-- Start of Working data --

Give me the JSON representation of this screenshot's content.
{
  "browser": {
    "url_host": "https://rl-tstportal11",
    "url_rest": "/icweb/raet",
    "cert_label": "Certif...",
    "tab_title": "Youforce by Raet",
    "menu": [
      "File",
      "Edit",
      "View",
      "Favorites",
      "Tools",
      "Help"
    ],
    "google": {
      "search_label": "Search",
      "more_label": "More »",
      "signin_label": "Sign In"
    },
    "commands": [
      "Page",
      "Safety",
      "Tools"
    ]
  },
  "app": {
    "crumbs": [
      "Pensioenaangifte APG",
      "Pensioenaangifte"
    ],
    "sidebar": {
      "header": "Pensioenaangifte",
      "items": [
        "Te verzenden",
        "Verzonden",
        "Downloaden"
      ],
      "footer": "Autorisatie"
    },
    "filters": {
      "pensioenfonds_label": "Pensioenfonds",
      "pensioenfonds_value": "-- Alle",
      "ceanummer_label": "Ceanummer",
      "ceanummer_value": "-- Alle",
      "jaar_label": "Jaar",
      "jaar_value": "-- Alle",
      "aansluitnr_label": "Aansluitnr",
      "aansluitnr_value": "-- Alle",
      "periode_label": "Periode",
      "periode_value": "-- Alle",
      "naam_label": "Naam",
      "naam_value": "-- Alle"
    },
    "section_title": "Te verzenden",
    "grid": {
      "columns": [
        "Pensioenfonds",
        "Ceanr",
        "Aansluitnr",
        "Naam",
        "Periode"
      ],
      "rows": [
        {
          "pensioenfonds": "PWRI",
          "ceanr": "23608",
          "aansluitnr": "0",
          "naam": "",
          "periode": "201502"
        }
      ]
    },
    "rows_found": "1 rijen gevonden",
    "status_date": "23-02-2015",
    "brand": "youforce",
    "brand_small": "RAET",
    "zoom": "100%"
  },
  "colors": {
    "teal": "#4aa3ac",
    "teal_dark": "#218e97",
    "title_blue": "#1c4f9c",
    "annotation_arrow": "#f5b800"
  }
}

-- End of Working data --

§ Given request
Exact output of every entry is required.

§ Final result
Give me the JSON representation of this screenshot's content.
{
  "browser": {
    "url_host": "https://rl-tstportal11",
    "url_rest": "/icweb/raet",
    "cert_label": "Certif...",
    "tab_title": "Youforce by Raet",
    "menu": [
      "File",
      "Edit",
      "View",
      "Favorites",
      "Tools",
      "Help"
    ],
    "google": {
      "search_label": "Search",
      "more_label": "More »",
      "signin_label": "Sign In"
    },
    "commands": [
      "Page",
      "Safety",
      "Tools"
    ]
  },
  "app": {
    "crumbs": [
      "Pensioenaangifte APG",
      "Pensioenaangifte"
    ],
    "sidebar": {
      "header": "Pensioenaangifte",
      "items": [
        "Te verzenden",
        "Verzonden",
        "Downloaden"
      ],
      "footer": "Autorisatie"
    },
    "filters": {
      "pensioenfonds_label": "Pensioenfonds",
      "pensioenfonds_value": "-- Alle",
      "ceanummer_label": "Ceanummer",
      "ceanummer_value": "-- Alle",
      "jaar_label": "Jaar",
      "jaar_value": "-- Alle",
      "aansluitnr_label": "Aansluitnr",
      "aansluitnr_value": "-- Alle",
      "periode_label": "Periode",
      "periode_value": "-- Alle",
      "naam_label": "Naam",
      "naam_value": "-- Alle"
    },
    "section_title": "Te verzenden",
    "grid": {
      "columns": [
        "Pensioenfonds",
        "Ceanr",
        "Aansluitnr",
        "Naam",
        "Periode"
      ],
      "rows": [
        {
          "pensioenfonds": "PWRI",
          "ceanr": "23608",
          "aansluitnr": "0",
          "naam": "",
          "periode": "201502"
        }
      ]
    },
    "rows_found": "1 rijen gevonden",
    "status_date": "23-02-2015",
    "brand": "youforce",
    "brand_small": "RAET",
    "zoom": "100%"
  },
  "colors": {
    "teal": "#4aa3ac",
    "teal_dark": "#218e97",
    "title_blue": "#1c4f9c",
    "annotation_arrow": "#f5b800"
  }
}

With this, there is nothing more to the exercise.